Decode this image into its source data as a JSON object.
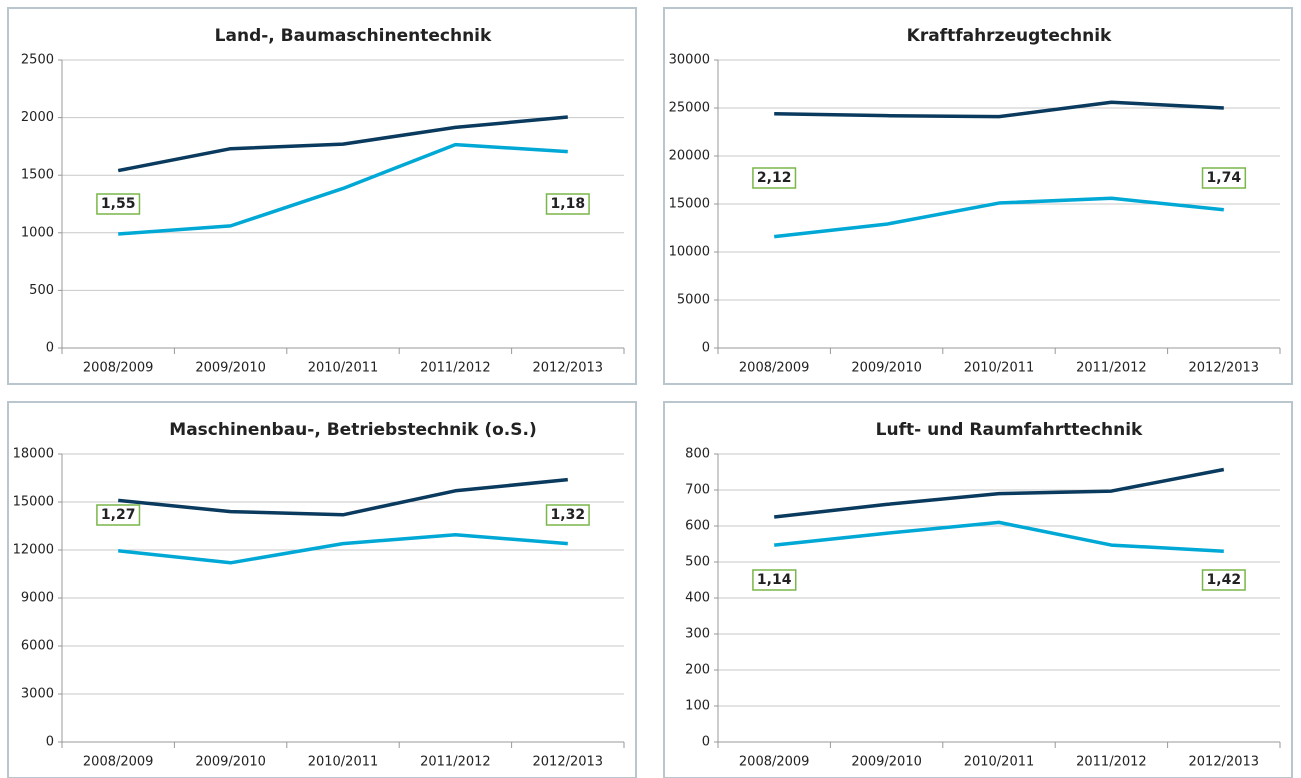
{
  "chart_data": [
    {
      "type": "line",
      "title": "Land-, Baumaschinentechnik",
      "categories": [
        "2008/2009",
        "2009/2010",
        "2010/2011",
        "2011/2012",
        "2012/2013"
      ],
      "series": [
        {
          "color": "#0a3a5e",
          "values": [
            1540,
            1730,
            1770,
            1915,
            2005
          ]
        },
        {
          "color": "#00a8d6",
          "values": [
            990,
            1060,
            1385,
            1765,
            1705
          ]
        }
      ],
      "ylim": [
        0,
        2500
      ],
      "yticks": [
        0,
        500,
        1000,
        1500,
        2000,
        2500
      ],
      "grid": true,
      "annotations": [
        "1,55",
        "1,18"
      ]
    },
    {
      "type": "line",
      "title": "Kraftfahrzeugtechnik",
      "categories": [
        "2008/2009",
        "2009/2010",
        "2010/2011",
        "2011/2012",
        "2012/2013"
      ],
      "series": [
        {
          "color": "#0a3a5e",
          "values": [
            24400,
            24200,
            24100,
            25600,
            25000
          ]
        },
        {
          "color": "#00a8d6",
          "values": [
            11600,
            12900,
            15100,
            15600,
            14400
          ]
        }
      ],
      "ylim": [
        0,
        30000
      ],
      "yticks": [
        0,
        5000,
        10000,
        15000,
        20000,
        25000,
        30000
      ],
      "grid": true,
      "annotations": [
        "2,12",
        "1,74"
      ]
    },
    {
      "type": "line",
      "title": "Maschinenbau-, Betriebstechnik (o.S.)",
      "categories": [
        "2008/2009",
        "2009/2010",
        "2010/2011",
        "2011/2012",
        "2012/2013"
      ],
      "series": [
        {
          "color": "#0a3a5e",
          "values": [
            15100,
            14400,
            14200,
            15700,
            16400
          ]
        },
        {
          "color": "#00a8d6",
          "values": [
            11950,
            11200,
            12400,
            12950,
            12400
          ]
        }
      ],
      "ylim": [
        0,
        18000
      ],
      "yticks": [
        0,
        3000,
        6000,
        9000,
        12000,
        15000,
        18000
      ],
      "grid": true,
      "annotations": [
        "1,27",
        "1,32"
      ]
    },
    {
      "type": "line",
      "title": "Luft- und Raumfahrttechnik",
      "categories": [
        "2008/2009",
        "2009/2010",
        "2010/2011",
        "2011/2012",
        "2012/2013"
      ],
      "series": [
        {
          "color": "#0a3a5e",
          "values": [
            625,
            660,
            690,
            697,
            757
          ]
        },
        {
          "color": "#00a8d6",
          "values": [
            547,
            580,
            610,
            547,
            530
          ]
        }
      ],
      "ylim": [
        0,
        800
      ],
      "yticks": [
        0,
        100,
        200,
        300,
        400,
        500,
        600,
        700,
        800
      ],
      "grid": true,
      "annotations": [
        "1,14",
        "1,42"
      ]
    }
  ]
}
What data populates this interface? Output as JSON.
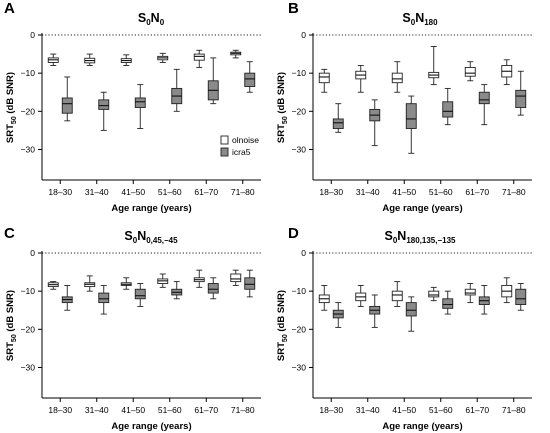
{
  "chart_data": [
    {
      "type": "box",
      "panel_letter": "A",
      "title_parts": [
        [
          "S",
          "0"
        ],
        [
          "N",
          "0"
        ]
      ],
      "xlabel": "Age range (years)",
      "ylabel_parts": [
        "SRT",
        "50",
        " (dB  SNR)"
      ],
      "ylim": [
        -38,
        0
      ],
      "yticks": [
        0,
        -10,
        -20,
        -30
      ],
      "reference_line": 0,
      "categories": [
        "18–30",
        "31–40",
        "41–50",
        "51–60",
        "61–70",
        "71–80"
      ],
      "legend": true,
      "series": [
        {
          "name": "olnoise",
          "fill": "#ffffff",
          "boxes": [
            {
              "min": -8.0,
              "q1": -7.2,
              "median": -6.5,
              "q3": -6.0,
              "max": -5.0
            },
            {
              "min": -8.0,
              "q1": -7.3,
              "median": -6.7,
              "q3": -6.1,
              "max": -5.0
            },
            {
              "min": -8.0,
              "q1": -7.2,
              "median": -6.7,
              "q3": -6.2,
              "max": -5.2
            },
            {
              "min": -7.2,
              "q1": -6.5,
              "median": -6.0,
              "q3": -5.6,
              "max": -4.8
            },
            {
              "min": -8.5,
              "q1": -6.6,
              "median": -5.6,
              "q3": -5.0,
              "max": -4.0
            },
            {
              "min": -6.0,
              "q1": -5.2,
              "median": -4.8,
              "q3": -4.5,
              "max": -4.0
            }
          ]
        },
        {
          "name": "icra5",
          "fill": "#8a8a8a",
          "boxes": [
            {
              "min": -22.5,
              "q1": -20.5,
              "median": -18.0,
              "q3": -16.5,
              "max": -11.0
            },
            {
              "min": -25.0,
              "q1": -19.5,
              "median": -18.5,
              "q3": -17.0,
              "max": -15.0
            },
            {
              "min": -24.5,
              "q1": -19.0,
              "median": -17.5,
              "q3": -16.5,
              "max": -13.0
            },
            {
              "min": -20.0,
              "q1": -18.0,
              "median": -16.0,
              "q3": -14.0,
              "max": -9.0
            },
            {
              "min": -18.0,
              "q1": -17.0,
              "median": -14.5,
              "q3": -12.0,
              "max": -6.0
            },
            {
              "min": -15.0,
              "q1": -13.5,
              "median": -11.5,
              "q3": -10.0,
              "max": -7.0
            }
          ]
        }
      ]
    },
    {
      "type": "box",
      "panel_letter": "B",
      "title_parts": [
        [
          "S",
          "0"
        ],
        [
          "N",
          "180"
        ]
      ],
      "xlabel": "Age range (years)",
      "ylabel_parts": [
        "SRT",
        "50",
        " (dB  SNR)"
      ],
      "ylim": [
        -38,
        0
      ],
      "yticks": [
        0,
        -10,
        -20,
        -30
      ],
      "reference_line": 0,
      "categories": [
        "18–30",
        "31–40",
        "41–50",
        "51–60",
        "61–70",
        "71–80"
      ],
      "legend": false,
      "series": [
        {
          "name": "olnoise",
          "fill": "#ffffff",
          "boxes": [
            {
              "min": -15.0,
              "q1": -12.5,
              "median": -11.0,
              "q3": -10.0,
              "max": -9.0
            },
            {
              "min": -15.0,
              "q1": -11.5,
              "median": -10.5,
              "q3": -9.5,
              "max": -8.0
            },
            {
              "min": -15.0,
              "q1": -12.5,
              "median": -11.5,
              "q3": -10.0,
              "max": -7.0
            },
            {
              "min": -13.0,
              "q1": -11.2,
              "median": -10.5,
              "q3": -9.8,
              "max": -3.0
            },
            {
              "min": -12.0,
              "q1": -10.8,
              "median": -10.0,
              "q3": -8.5,
              "max": -7.0
            },
            {
              "min": -13.0,
              "q1": -11.0,
              "median": -9.5,
              "q3": -8.0,
              "max": -6.5
            }
          ]
        },
        {
          "name": "icra5",
          "fill": "#8a8a8a",
          "boxes": [
            {
              "min": -25.5,
              "q1": -24.5,
              "median": -23.0,
              "q3": -22.0,
              "max": -18.0
            },
            {
              "min": -29.0,
              "q1": -22.5,
              "median": -21.0,
              "q3": -19.5,
              "max": -17.0
            },
            {
              "min": -31.0,
              "q1": -24.5,
              "median": -22.0,
              "q3": -18.0,
              "max": -16.0
            },
            {
              "min": -23.5,
              "q1": -21.5,
              "median": -20.0,
              "q3": -17.5,
              "max": -14.0
            },
            {
              "min": -23.5,
              "q1": -18.0,
              "median": -17.0,
              "q3": -15.0,
              "max": -13.0
            },
            {
              "min": -21.0,
              "q1": -19.0,
              "median": -16.0,
              "q3": -14.5,
              "max": -9.5
            }
          ]
        }
      ]
    },
    {
      "type": "box",
      "panel_letter": "C",
      "title_parts": [
        [
          "S",
          "0"
        ],
        [
          "N",
          "0,45,−45"
        ]
      ],
      "xlabel": "Age range (years)",
      "ylabel_parts": [
        "SRT",
        "50",
        " (dB  SNR)"
      ],
      "ylim": [
        -38,
        0
      ],
      "yticks": [
        0,
        -10,
        -20,
        -30
      ],
      "reference_line": 0,
      "categories": [
        "18–30",
        "31–40",
        "41–50",
        "51–60",
        "61–70",
        "71–80"
      ],
      "legend": false,
      "series": [
        {
          "name": "olnoise",
          "fill": "#ffffff",
          "boxes": [
            {
              "min": -9.5,
              "q1": -8.8,
              "median": -8.3,
              "q3": -7.8,
              "max": -7.5
            },
            {
              "min": -10.0,
              "q1": -8.8,
              "median": -8.2,
              "q3": -7.8,
              "max": -6.0
            },
            {
              "min": -9.5,
              "q1": -8.5,
              "median": -8.2,
              "q3": -7.8,
              "max": -6.5
            },
            {
              "min": -9.0,
              "q1": -8.0,
              "median": -7.3,
              "q3": -6.8,
              "max": -5.5
            },
            {
              "min": -9.0,
              "q1": -7.5,
              "median": -7.0,
              "q3": -6.5,
              "max": -4.5
            },
            {
              "min": -8.5,
              "q1": -7.5,
              "median": -6.8,
              "q3": -5.5,
              "max": -4.5
            }
          ]
        },
        {
          "name": "icra5",
          "fill": "#8a8a8a",
          "boxes": [
            {
              "min": -15.0,
              "q1": -13.0,
              "median": -12.2,
              "q3": -11.5,
              "max": -8.5
            },
            {
              "min": -16.0,
              "q1": -13.0,
              "median": -12.0,
              "q3": -10.5,
              "max": -8.5
            },
            {
              "min": -14.0,
              "q1": -12.0,
              "median": -11.2,
              "q3": -9.5,
              "max": -8.0
            },
            {
              "min": -12.0,
              "q1": -11.0,
              "median": -10.3,
              "q3": -9.5,
              "max": -7.5
            },
            {
              "min": -12.0,
              "q1": -10.5,
              "median": -9.5,
              "q3": -8.0,
              "max": -6.5
            },
            {
              "min": -11.5,
              "q1": -9.5,
              "median": -8.2,
              "q3": -6.5,
              "max": -4.5
            }
          ]
        }
      ]
    },
    {
      "type": "box",
      "panel_letter": "D",
      "title_parts": [
        [
          "S",
          "0"
        ],
        [
          "N",
          "180,135,−135"
        ]
      ],
      "xlabel": "Age range (years)",
      "ylabel_parts": [
        "SRT",
        "50",
        " (dB  SNR)"
      ],
      "ylim": [
        -38,
        0
      ],
      "yticks": [
        0,
        -10,
        -20,
        -30
      ],
      "reference_line": 0,
      "categories": [
        "18–30",
        "31–40",
        "41–50",
        "51–60",
        "61–70",
        "71–80"
      ],
      "legend": false,
      "series": [
        {
          "name": "olnoise",
          "fill": "#ffffff",
          "boxes": [
            {
              "min": -15.0,
              "q1": -13.0,
              "median": -12.0,
              "q3": -11.0,
              "max": -8.5
            },
            {
              "min": -14.0,
              "q1": -12.5,
              "median": -11.5,
              "q3": -10.5,
              "max": -8.5
            },
            {
              "min": -14.0,
              "q1": -12.5,
              "median": -11.0,
              "q3": -10.0,
              "max": -7.5
            },
            {
              "min": -12.5,
              "q1": -11.5,
              "median": -11.0,
              "q3": -10.0,
              "max": -9.0
            },
            {
              "min": -13.0,
              "q1": -11.0,
              "median": -10.5,
              "q3": -9.5,
              "max": -8.0
            },
            {
              "min": -13.0,
              "q1": -11.5,
              "median": -10.0,
              "q3": -8.5,
              "max": -6.5
            }
          ]
        },
        {
          "name": "icra5",
          "fill": "#8a8a8a",
          "boxes": [
            {
              "min": -19.5,
              "q1": -17.0,
              "median": -16.0,
              "q3": -15.0,
              "max": -13.0
            },
            {
              "min": -19.5,
              "q1": -16.0,
              "median": -15.0,
              "q3": -14.0,
              "max": -11.0
            },
            {
              "min": -20.5,
              "q1": -16.5,
              "median": -15.0,
              "q3": -13.0,
              "max": -11.5
            },
            {
              "min": -16.0,
              "q1": -14.5,
              "median": -13.5,
              "q3": -12.0,
              "max": -10.0
            },
            {
              "min": -16.0,
              "q1": -13.5,
              "median": -12.5,
              "q3": -11.5,
              "max": -8.5
            },
            {
              "min": -15.0,
              "q1": -13.5,
              "median": -12.0,
              "q3": -9.5,
              "max": -8.0
            }
          ]
        }
      ]
    }
  ]
}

* * *

## Set exercise
Report how many lines in the data contain the word "this", with no words besides the number.

## Task answer
2